▸ WHAT THE TASK ASKS
Restate the records below word for word, and omit the images they hold.

==== SUPPLIED RECORDS ====

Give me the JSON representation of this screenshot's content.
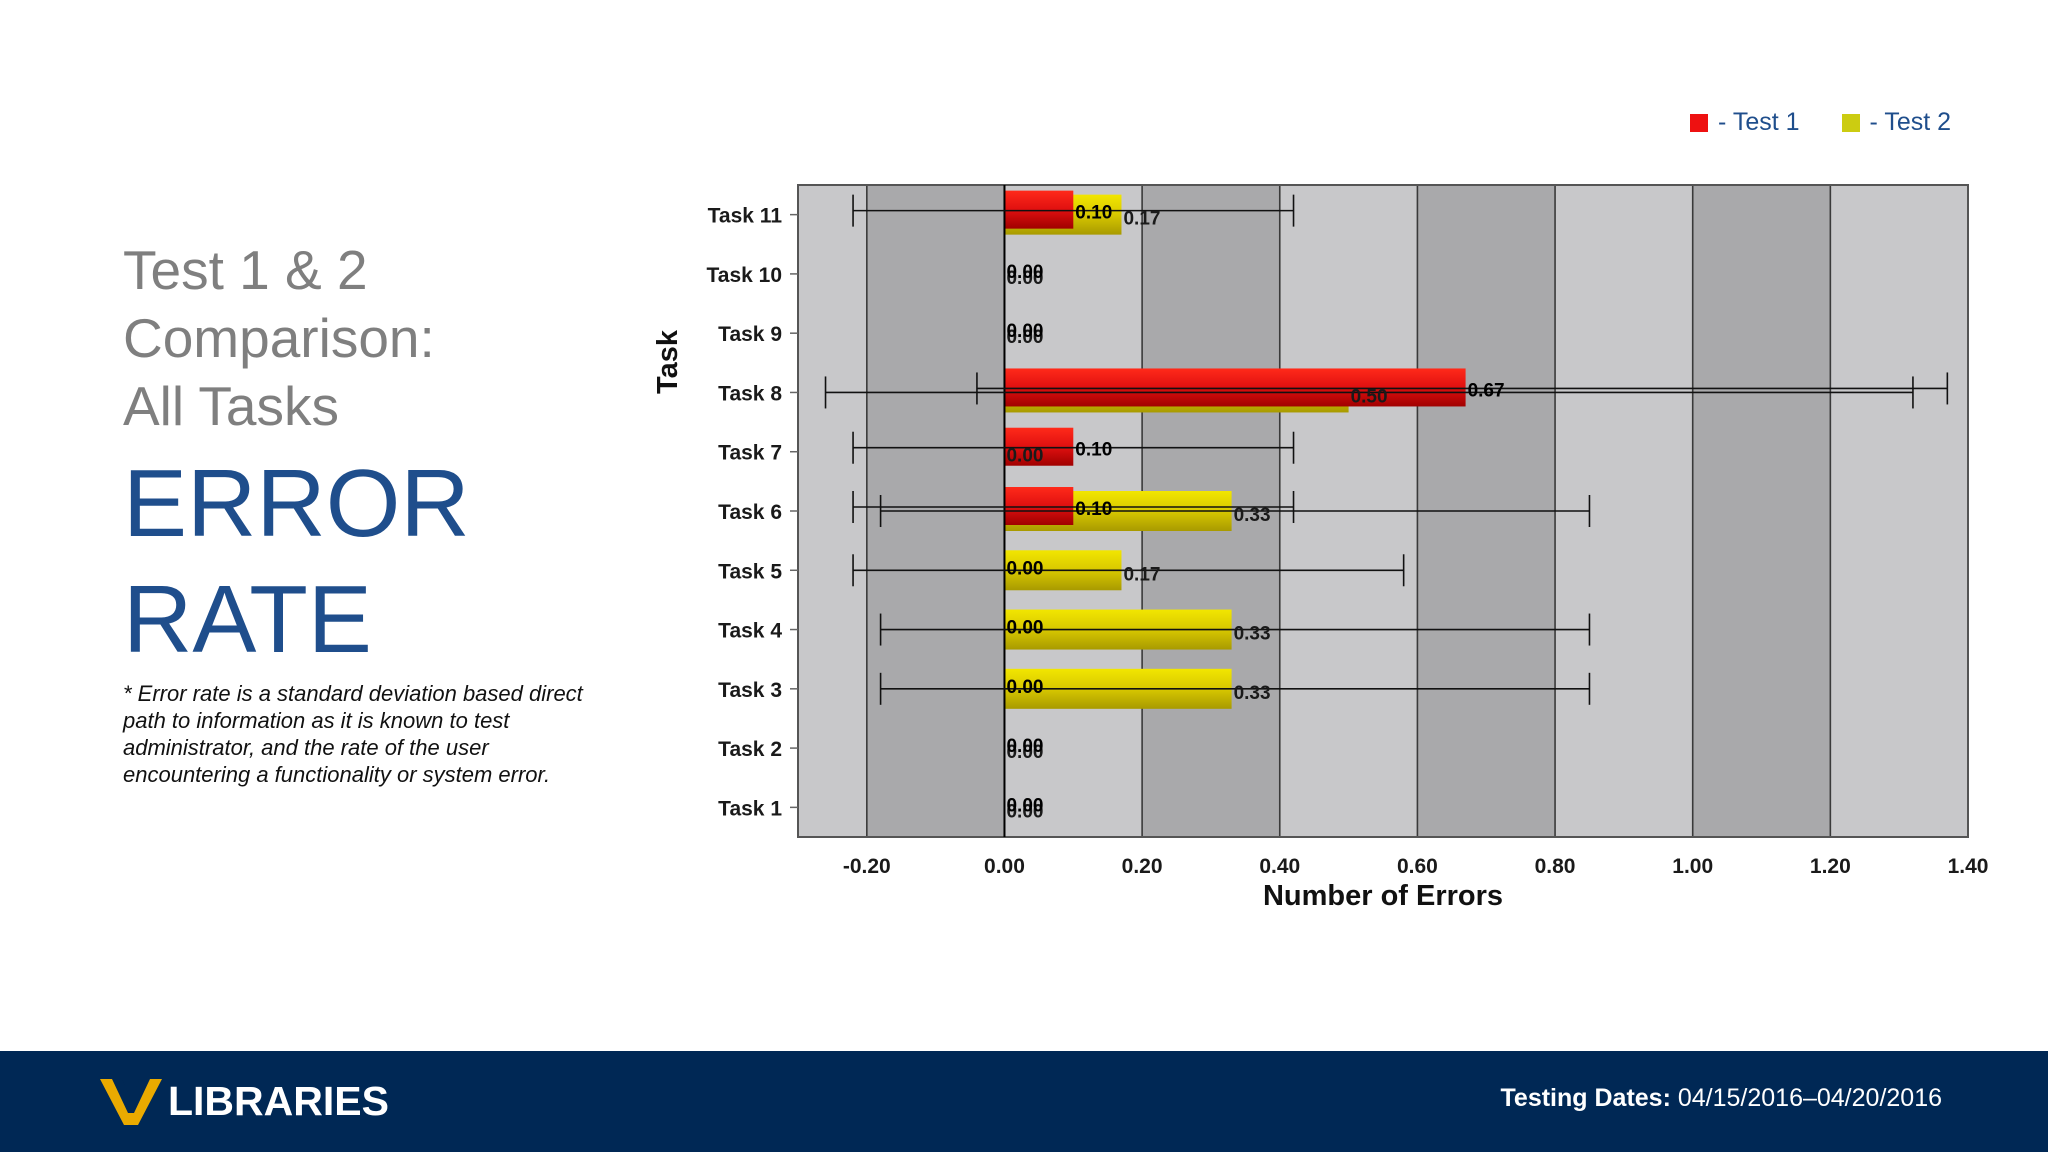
{
  "slide": {
    "subtitle_lines": [
      "Test 1 & 2",
      "Comparison:",
      "All Tasks"
    ],
    "headline_lines": [
      "ERROR",
      "RATE"
    ],
    "footnote": "* Error rate is a standard deviation based direct path to information as it is known to test administrator, and the rate of the user encountering a functionality or system error."
  },
  "legend": {
    "items": [
      {
        "label": "- Test 1",
        "color": "#ee1111"
      },
      {
        "label": "- Test 2",
        "color": "#cccc11"
      }
    ]
  },
  "footer": {
    "logo_text": "LIBRARIES",
    "testing_label": "Testing Dates:",
    "testing_value": " 04/15/2016–04/20/2016"
  },
  "chart_data": {
    "type": "bar",
    "orientation": "horizontal",
    "xlabel": "Number of Errors",
    "ylabel": "Task",
    "xlim": [
      -0.3,
      1.4
    ],
    "xticks": [
      -0.2,
      0.0,
      0.2,
      0.4,
      0.6,
      0.8,
      1.0,
      1.2,
      1.4
    ],
    "xtick_labels": [
      "-0.20",
      "0.00",
      "0.20",
      "0.40",
      "0.60",
      "0.80",
      "1.00",
      "1.20",
      "1.40"
    ],
    "categories": [
      "Task 11",
      "Task 10",
      "Task 9",
      "Task 8",
      "Task 7",
      "Task 6",
      "Task 5",
      "Task 4",
      "Task 3",
      "Task 2",
      "Task 1"
    ],
    "grid": "alternating vertical bands",
    "series": [
      {
        "name": "Test 1",
        "color": "#dd1111",
        "values": [
          0.1,
          0.0,
          0.0,
          0.67,
          0.1,
          0.1,
          0.0,
          0.0,
          0.0,
          0.0,
          0.0
        ],
        "labels": [
          "0.10",
          "0.00",
          "0.00",
          "0.67",
          "0.10",
          "0.10",
          "0.00",
          "0.00",
          "0.00",
          "0.00",
          "0.00"
        ],
        "error_low": [
          -0.22,
          null,
          null,
          -0.04,
          -0.22,
          -0.22,
          null,
          null,
          null,
          null,
          null
        ],
        "error_high": [
          0.42,
          null,
          null,
          1.37,
          0.42,
          0.42,
          null,
          null,
          null,
          null,
          null
        ]
      },
      {
        "name": "Test 2",
        "color": "#d4c300",
        "values": [
          0.17,
          0.0,
          0.0,
          0.5,
          0.0,
          0.33,
          0.17,
          0.33,
          0.33,
          0.0,
          0.0
        ],
        "labels": [
          "0.17",
          "0.00",
          "0.00",
          "0.50",
          "0.00",
          "0.33",
          "0.17",
          "0.33",
          "0.33",
          "0.00",
          "0.00"
        ],
        "error_low": [
          null,
          null,
          null,
          -0.26,
          null,
          -0.18,
          -0.22,
          -0.18,
          -0.18,
          null,
          null
        ],
        "error_high": [
          0.58,
          null,
          null,
          1.32,
          null,
          0.85,
          0.58,
          0.85,
          0.85,
          null,
          null
        ]
      }
    ]
  }
}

====

▸ RESULT OF THIS EXERCISE
Give me the JSON representation of this screenshot's content.
{
  "slide": {
    "subtitle_lines": [
      "Test 1 & 2",
      "Comparison:",
      "All Tasks"
    ],
    "headline_lines": [
      "ERROR",
      "RATE"
    ],
    "footnote": "* Error rate is a standard deviation based direct path to information as it is known to test administrator, and the rate of the user encountering a functionality or system error."
  },
  "legend": {
    "items": [
      {
        "label": "- Test 1",
        "color": "#ee1111"
      },
      {
        "label": "- Test 2",
        "color": "#cccc11"
      }
    ]
  },
  "footer": {
    "logo_text": "LIBRARIES",
    "testing_label": "Testing Dates:",
    "testing_value": " 04/15/2016–04/20/2016"
  },
  "chart_data": {
    "type": "bar",
    "orientation": "horizontal",
    "xlabel": "Number of Errors",
    "ylabel": "Task",
    "xlim": [
      -0.3,
      1.4
    ],
    "xticks": [
      -0.2,
      0.0,
      0.2,
      0.4,
      0.6,
      0.8,
      1.0,
      1.2,
      1.4
    ],
    "xtick_labels": [
      "-0.20",
      "0.00",
      "0.20",
      "0.40",
      "0.60",
      "0.80",
      "1.00",
      "1.20",
      "1.40"
    ],
    "categories": [
      "Task 11",
      "Task 10",
      "Task 9",
      "Task 8",
      "Task 7",
      "Task 6",
      "Task 5",
      "Task 4",
      "Task 3",
      "Task 2",
      "Task 1"
    ],
    "grid": "alternating vertical bands",
    "series": [
      {
        "name": "Test 1",
        "color": "#dd1111",
        "values": [
          0.1,
          0.0,
          0.0,
          0.67,
          0.1,
          0.1,
          0.0,
          0.0,
          0.0,
          0.0,
          0.0
        ],
        "labels": [
          "0.10",
          "0.00",
          "0.00",
          "0.67",
          "0.10",
          "0.10",
          "0.00",
          "0.00",
          "0.00",
          "0.00",
          "0.00"
        ],
        "error_low": [
          -0.22,
          null,
          null,
          -0.04,
          -0.22,
          -0.22,
          null,
          null,
          null,
          null,
          null
        ],
        "error_high": [
          0.42,
          null,
          null,
          1.37,
          0.42,
          0.42,
          null,
          null,
          null,
          null,
          null
        ]
      },
      {
        "name": "Test 2",
        "color": "#d4c300",
        "values": [
          0.17,
          0.0,
          0.0,
          0.5,
          0.0,
          0.33,
          0.17,
          0.33,
          0.33,
          0.0,
          0.0
        ],
        "labels": [
          "0.17",
          "0.00",
          "0.00",
          "0.50",
          "0.00",
          "0.33",
          "0.17",
          "0.33",
          "0.33",
          "0.00",
          "0.00"
        ],
        "error_low": [
          null,
          null,
          null,
          -0.26,
          null,
          -0.18,
          -0.22,
          -0.18,
          -0.18,
          null,
          null
        ],
        "error_high": [
          0.58,
          null,
          null,
          1.32,
          null,
          0.85,
          0.58,
          0.85,
          0.85,
          null,
          null
        ]
      }
    ]
  }
}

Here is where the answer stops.